Exercise input:

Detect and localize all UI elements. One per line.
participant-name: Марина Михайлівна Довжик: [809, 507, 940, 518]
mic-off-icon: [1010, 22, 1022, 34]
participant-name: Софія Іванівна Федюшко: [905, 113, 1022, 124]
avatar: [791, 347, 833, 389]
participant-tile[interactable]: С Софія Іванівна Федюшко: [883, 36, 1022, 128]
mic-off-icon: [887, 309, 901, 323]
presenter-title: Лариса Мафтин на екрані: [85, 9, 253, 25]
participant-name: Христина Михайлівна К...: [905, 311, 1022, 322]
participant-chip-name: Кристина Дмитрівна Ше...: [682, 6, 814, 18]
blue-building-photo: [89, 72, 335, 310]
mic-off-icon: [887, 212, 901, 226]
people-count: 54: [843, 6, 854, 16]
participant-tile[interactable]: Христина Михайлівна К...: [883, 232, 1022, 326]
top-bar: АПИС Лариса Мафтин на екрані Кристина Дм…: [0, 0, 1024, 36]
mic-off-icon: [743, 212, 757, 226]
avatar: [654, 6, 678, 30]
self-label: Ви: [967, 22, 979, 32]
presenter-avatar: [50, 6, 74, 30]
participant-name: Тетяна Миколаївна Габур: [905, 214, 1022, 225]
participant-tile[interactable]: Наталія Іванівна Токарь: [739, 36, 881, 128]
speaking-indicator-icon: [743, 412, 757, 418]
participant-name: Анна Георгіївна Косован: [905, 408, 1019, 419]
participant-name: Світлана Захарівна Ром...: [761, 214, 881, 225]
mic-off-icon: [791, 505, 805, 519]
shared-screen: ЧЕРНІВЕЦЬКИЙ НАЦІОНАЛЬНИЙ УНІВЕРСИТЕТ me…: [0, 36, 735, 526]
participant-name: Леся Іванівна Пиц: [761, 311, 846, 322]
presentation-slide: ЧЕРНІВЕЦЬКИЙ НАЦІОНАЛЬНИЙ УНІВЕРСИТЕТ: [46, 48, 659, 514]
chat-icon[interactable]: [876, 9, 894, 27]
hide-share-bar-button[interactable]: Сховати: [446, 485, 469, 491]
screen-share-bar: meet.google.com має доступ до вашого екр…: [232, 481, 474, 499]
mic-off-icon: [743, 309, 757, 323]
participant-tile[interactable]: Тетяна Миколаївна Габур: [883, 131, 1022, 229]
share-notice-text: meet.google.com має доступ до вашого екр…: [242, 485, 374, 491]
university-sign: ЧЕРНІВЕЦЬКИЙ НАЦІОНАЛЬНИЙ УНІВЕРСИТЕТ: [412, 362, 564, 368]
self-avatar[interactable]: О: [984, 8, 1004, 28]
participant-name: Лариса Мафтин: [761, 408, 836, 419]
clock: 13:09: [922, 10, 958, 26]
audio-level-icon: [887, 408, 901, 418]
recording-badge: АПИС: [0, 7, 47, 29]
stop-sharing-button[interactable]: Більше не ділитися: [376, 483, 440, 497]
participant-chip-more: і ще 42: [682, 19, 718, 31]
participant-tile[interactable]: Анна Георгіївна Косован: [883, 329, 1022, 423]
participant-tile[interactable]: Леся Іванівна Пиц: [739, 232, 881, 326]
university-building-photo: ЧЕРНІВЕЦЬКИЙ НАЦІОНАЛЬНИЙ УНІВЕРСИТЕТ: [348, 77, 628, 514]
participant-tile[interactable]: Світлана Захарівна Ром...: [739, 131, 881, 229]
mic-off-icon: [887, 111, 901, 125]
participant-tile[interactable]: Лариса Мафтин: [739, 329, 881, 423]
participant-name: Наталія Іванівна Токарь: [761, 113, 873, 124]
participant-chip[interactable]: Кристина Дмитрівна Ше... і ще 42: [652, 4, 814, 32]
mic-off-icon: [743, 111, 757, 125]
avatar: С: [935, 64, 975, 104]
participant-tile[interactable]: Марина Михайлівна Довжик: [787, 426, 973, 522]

What to work on: Output every line of the data above as a JSON list of strings, with one string per line and blank lines omitted.

Complete response:
[
  "Detect and localize all UI elements. One per line.",
  "participant-name: Марина Михайлівна Довжик: [809, 507, 940, 518]",
  "mic-off-icon: [1010, 22, 1022, 34]",
  "participant-name: Софія Іванівна Федюшко: [905, 113, 1022, 124]",
  "avatar: [791, 347, 833, 389]",
  "participant-tile[interactable]: С Софія Іванівна Федюшко: [883, 36, 1022, 128]",
  "mic-off-icon: [887, 309, 901, 323]",
  "presenter-title: Лариса Мафтин на екрані: [85, 9, 253, 25]",
  "participant-name: Христина Михайлівна К...: [905, 311, 1022, 322]",
  "participant-chip-name: Кристина Дмитрівна Ше...: [682, 6, 814, 18]",
  "blue-building-photo: [89, 72, 335, 310]",
  "mic-off-icon: [887, 212, 901, 226]",
  "people-count: 54: [843, 6, 854, 16]",
  "participant-tile[interactable]: Христина Михайлівна К...: [883, 232, 1022, 326]",
  "top-bar: АПИС Лариса Мафтин на екрані Кристина Дм…: [0, 0, 1024, 36]",
  "mic-off-icon: [743, 212, 757, 226]",
  "avatar: [654, 6, 678, 30]",
  "self-label: Ви: [967, 22, 979, 32]",
  "presenter-avatar: [50, 6, 74, 30]",
  "participant-name: Тетяна Миколаївна Габур: [905, 214, 1022, 225]",
  "participant-tile[interactable]: Наталія Іванівна Токарь: [739, 36, 881, 128]",
  "speaking-indicator-icon: [743, 412, 757, 418]",
  "participant-name: Анна Георгіївна Косован: [905, 408, 1019, 419]",
  "participant-name: Світлана Захарівна Ром...: [761, 214, 881, 225]",
  "mic-off-icon: [791, 505, 805, 519]",
  "shared-screen: ЧЕРНІВЕЦЬКИЙ НАЦІОНАЛЬНИЙ УНІВЕРСИТЕТ me…: [0, 36, 735, 526]",
  "participant-name: Леся Іванівна Пиц: [761, 311, 846, 322]",
  "presentation-slide: ЧЕРНІВЕЦЬКИЙ НАЦІОНАЛЬНИЙ УНІВЕРСИТЕТ: [46, 48, 659, 514]",
  "chat-icon[interactable]: [876, 9, 894, 27]",
  "hide-share-bar-button[interactable]: Сховати: [446, 485, 469, 491]",
  "screen-share-bar: meet.google.com має доступ до вашого екр…: [232, 481, 474, 499]",
  "mic-off-icon: [743, 309, 757, 323]",
  "participant-tile[interactable]: Тетяна Миколаївна Габур: [883, 131, 1022, 229]",
  "share-notice-text: meet.google.com має доступ до вашого екр…: [242, 485, 374, 491]",
  "university-sign: ЧЕРНІВЕЦЬКИЙ НАЦІОНАЛЬНИЙ УНІВЕРСИТЕТ: [412, 362, 564, 368]",
  "self-avatar[interactable]: О: [984, 8, 1004, 28]",
  "participant-name: Лариса Мафтин: [761, 408, 836, 419]",
  "clock: 13:09: [922, 10, 958, 26]",
  "audio-level-icon: [887, 408, 901, 418]",
  "recording-badge: АПИС: [0, 7, 47, 29]",
  "stop-sharing-button[interactable]: Більше не ділитися: [376, 483, 440, 497]",
  "participant-chip-more: і ще 42: [682, 19, 718, 31]",
  "participant-tile[interactable]: Анна Георгіївна Косован: [883, 329, 1022, 423]",
  "participant-tile[interactable]: Леся Іванівна Пиц: [739, 232, 881, 326]",
  "university-building-photo: ЧЕРНІВЕЦЬКИЙ НАЦІОНАЛЬНИЙ УНІВЕРСИТЕТ: [348, 77, 628, 514]",
  "participant-tile[interactable]: Світлана Захарівна Ром...: [739, 131, 881, 229]",
  "mic-off-icon: [887, 111, 901, 125]",
  "participant-tile[interactable]: Лариса Мафтин: [739, 329, 881, 423]",
  "participant-name: Наталія Іванівна Токарь: [761, 113, 873, 124]",
  "participant-chip[interactable]: Кристина Дмитрівна Ше... і ще 42: [652, 4, 814, 32]",
  "mic-off-icon: [743, 111, 757, 125]",
  "avatar: С: [935, 64, 975, 104]",
  "participant-tile[interactable]: Марина Михайлівна Довжик: [787, 426, 973, 522]"
]